_Your instructions_
Select all lines holding the word "style" from the entries that follow.

_Dataset entries_
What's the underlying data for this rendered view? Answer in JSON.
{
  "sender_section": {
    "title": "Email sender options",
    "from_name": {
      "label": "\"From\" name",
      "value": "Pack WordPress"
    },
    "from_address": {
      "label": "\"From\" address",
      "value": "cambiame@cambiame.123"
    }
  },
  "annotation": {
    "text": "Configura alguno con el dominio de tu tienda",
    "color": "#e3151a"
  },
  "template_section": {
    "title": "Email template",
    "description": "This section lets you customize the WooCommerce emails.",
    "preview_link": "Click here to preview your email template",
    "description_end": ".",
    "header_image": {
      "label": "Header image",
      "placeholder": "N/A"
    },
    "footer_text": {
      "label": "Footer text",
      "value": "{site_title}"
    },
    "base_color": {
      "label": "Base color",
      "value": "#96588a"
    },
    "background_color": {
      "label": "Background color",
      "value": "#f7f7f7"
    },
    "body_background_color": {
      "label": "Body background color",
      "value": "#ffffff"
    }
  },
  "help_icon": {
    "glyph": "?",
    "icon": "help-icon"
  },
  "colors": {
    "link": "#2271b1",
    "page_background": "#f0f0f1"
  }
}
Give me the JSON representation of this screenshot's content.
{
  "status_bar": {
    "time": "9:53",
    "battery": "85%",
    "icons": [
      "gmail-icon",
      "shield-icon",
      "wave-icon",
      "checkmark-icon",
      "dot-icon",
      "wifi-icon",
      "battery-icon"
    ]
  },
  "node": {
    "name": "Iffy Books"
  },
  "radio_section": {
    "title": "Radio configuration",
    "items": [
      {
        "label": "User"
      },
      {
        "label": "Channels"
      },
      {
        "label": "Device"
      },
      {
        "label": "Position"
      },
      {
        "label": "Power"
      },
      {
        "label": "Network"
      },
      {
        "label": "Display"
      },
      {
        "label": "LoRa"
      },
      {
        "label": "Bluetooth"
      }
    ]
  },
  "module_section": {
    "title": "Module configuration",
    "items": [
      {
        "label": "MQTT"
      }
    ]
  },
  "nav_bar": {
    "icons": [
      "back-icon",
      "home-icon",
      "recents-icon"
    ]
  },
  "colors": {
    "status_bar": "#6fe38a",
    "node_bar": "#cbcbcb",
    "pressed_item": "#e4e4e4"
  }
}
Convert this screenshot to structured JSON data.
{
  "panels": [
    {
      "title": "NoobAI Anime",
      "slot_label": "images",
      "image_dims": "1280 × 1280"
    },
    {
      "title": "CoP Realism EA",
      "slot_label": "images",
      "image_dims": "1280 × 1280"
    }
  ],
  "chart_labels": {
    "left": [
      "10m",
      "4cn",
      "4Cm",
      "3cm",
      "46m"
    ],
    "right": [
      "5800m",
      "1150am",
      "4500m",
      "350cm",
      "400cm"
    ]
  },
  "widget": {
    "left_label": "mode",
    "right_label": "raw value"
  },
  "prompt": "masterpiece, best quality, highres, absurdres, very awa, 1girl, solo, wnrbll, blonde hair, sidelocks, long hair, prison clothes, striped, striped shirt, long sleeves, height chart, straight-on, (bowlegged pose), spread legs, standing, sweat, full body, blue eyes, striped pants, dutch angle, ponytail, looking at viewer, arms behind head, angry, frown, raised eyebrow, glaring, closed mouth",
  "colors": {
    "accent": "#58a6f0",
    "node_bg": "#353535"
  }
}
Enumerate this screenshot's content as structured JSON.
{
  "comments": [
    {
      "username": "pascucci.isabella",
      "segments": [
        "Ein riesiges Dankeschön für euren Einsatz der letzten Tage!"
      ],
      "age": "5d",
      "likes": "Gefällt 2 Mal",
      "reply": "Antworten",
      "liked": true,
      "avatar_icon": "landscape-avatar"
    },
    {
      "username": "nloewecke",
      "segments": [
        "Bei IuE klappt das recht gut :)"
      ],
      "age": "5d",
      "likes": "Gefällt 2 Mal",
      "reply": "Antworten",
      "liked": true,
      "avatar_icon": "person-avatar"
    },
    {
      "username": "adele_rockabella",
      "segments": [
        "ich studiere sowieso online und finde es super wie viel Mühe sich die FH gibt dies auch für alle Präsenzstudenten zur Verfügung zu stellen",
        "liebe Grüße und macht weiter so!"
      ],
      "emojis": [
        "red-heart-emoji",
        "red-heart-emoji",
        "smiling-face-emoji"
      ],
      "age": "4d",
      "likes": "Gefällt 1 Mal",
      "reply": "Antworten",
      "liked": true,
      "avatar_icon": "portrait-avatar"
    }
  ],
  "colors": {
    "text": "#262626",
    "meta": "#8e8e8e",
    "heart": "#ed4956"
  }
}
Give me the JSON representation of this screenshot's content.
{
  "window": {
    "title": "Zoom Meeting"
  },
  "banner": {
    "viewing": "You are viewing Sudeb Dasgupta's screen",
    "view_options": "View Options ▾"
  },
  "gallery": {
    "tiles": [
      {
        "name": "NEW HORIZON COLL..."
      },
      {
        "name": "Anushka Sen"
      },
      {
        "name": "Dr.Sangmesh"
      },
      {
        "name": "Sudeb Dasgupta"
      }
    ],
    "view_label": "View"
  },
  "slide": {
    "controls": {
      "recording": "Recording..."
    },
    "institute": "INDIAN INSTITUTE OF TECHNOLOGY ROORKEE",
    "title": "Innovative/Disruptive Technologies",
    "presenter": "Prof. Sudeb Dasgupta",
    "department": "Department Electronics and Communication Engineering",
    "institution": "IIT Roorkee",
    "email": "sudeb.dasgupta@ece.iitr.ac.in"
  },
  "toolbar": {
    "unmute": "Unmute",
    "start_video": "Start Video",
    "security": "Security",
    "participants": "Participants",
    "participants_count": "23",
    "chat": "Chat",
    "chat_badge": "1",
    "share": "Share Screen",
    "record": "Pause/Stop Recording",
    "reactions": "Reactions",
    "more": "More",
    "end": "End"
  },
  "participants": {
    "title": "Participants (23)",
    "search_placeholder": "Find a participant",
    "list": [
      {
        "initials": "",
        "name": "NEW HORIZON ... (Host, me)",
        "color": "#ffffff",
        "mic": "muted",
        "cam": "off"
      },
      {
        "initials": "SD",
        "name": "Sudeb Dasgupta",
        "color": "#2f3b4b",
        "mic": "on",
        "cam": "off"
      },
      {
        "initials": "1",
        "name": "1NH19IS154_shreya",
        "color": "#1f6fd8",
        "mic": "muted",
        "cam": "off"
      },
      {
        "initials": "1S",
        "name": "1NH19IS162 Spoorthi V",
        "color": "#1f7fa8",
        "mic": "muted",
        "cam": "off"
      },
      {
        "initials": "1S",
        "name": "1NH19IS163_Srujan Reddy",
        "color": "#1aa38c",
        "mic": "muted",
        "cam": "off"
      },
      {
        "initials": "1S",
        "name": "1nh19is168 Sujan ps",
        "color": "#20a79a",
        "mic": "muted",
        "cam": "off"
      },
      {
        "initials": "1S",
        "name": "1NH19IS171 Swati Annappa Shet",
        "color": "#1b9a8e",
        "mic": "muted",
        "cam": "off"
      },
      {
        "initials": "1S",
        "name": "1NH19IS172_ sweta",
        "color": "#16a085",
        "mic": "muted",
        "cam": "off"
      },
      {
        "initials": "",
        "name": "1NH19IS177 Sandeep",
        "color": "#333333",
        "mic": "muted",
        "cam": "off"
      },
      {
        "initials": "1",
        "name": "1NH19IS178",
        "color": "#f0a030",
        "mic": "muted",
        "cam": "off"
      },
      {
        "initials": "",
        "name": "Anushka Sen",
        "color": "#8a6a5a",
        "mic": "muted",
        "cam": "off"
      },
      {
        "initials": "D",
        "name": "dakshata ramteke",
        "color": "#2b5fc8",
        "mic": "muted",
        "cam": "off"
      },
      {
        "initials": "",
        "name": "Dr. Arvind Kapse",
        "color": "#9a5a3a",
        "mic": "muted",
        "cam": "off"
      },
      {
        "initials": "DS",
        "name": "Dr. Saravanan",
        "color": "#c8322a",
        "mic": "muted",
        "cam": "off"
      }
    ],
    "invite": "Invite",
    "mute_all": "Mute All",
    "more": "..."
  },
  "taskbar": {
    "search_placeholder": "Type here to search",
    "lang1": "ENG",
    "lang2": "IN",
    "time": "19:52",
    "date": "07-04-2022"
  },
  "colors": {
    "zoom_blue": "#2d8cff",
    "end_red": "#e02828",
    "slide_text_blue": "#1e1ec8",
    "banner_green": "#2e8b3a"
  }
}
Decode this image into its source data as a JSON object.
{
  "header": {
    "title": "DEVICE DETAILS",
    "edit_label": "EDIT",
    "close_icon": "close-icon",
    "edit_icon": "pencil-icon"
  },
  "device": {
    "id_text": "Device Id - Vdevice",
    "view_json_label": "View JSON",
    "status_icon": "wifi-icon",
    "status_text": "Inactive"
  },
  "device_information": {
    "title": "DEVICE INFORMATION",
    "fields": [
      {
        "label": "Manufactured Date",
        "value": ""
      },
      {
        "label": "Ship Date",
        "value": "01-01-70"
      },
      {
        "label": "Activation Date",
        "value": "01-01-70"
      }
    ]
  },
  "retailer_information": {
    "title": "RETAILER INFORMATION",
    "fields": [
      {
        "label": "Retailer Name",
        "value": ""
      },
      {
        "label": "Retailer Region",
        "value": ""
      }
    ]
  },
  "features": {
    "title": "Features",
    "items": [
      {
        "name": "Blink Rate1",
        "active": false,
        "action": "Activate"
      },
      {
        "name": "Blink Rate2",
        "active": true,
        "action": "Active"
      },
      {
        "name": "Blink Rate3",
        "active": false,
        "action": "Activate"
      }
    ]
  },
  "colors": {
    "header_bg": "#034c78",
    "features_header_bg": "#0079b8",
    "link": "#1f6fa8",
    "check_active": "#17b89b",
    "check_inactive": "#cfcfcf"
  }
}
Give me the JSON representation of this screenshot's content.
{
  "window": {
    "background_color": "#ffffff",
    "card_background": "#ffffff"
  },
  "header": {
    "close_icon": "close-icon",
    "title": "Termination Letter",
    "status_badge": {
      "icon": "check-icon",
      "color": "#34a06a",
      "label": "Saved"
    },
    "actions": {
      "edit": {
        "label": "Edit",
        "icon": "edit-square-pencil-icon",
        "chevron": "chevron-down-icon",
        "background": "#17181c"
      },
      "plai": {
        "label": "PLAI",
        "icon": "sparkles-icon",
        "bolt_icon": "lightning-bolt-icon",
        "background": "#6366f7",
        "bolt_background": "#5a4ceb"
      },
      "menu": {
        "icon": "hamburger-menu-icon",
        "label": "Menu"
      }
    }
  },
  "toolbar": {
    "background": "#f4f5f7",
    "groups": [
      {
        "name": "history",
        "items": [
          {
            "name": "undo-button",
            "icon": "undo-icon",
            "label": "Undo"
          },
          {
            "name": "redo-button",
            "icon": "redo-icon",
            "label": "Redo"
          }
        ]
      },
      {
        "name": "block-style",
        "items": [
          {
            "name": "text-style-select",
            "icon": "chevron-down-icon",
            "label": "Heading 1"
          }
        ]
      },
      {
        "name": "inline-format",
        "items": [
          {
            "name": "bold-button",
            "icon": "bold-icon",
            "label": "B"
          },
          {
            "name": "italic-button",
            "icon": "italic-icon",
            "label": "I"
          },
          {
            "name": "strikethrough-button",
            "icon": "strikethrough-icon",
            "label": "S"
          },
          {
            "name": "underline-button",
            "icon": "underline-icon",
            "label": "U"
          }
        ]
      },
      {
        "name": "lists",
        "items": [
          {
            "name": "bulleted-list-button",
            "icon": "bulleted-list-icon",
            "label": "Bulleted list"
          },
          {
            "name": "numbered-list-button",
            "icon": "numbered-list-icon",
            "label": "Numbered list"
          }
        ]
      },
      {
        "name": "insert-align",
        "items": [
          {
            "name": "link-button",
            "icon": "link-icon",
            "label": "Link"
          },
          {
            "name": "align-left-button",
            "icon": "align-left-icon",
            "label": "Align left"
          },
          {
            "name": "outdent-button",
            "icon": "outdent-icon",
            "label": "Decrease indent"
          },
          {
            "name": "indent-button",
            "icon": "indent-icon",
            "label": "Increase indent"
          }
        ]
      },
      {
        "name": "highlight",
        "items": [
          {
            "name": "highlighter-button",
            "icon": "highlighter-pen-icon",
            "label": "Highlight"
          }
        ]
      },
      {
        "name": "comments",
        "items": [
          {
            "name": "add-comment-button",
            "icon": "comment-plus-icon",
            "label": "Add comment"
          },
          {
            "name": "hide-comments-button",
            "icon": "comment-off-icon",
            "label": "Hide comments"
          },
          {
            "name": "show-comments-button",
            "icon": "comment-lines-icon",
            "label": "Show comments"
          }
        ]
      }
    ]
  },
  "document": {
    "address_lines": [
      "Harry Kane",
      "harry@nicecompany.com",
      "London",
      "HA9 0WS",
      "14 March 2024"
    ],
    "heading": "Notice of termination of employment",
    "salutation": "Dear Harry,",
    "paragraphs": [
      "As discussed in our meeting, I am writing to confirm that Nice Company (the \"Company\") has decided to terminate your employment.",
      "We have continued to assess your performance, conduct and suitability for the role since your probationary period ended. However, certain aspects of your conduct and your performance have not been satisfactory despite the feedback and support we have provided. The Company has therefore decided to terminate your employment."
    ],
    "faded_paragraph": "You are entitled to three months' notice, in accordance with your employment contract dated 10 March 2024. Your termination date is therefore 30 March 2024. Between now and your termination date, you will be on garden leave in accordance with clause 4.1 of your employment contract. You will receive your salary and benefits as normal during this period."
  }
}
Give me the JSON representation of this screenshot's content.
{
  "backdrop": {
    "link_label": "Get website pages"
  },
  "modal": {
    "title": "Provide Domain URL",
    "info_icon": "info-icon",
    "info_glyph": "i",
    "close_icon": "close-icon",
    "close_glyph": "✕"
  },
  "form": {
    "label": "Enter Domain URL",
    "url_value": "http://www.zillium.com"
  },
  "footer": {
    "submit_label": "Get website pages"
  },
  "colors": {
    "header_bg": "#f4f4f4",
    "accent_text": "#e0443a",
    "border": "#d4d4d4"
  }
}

_Correct output_
        "name": "block-style",
            "name": "text-style-select",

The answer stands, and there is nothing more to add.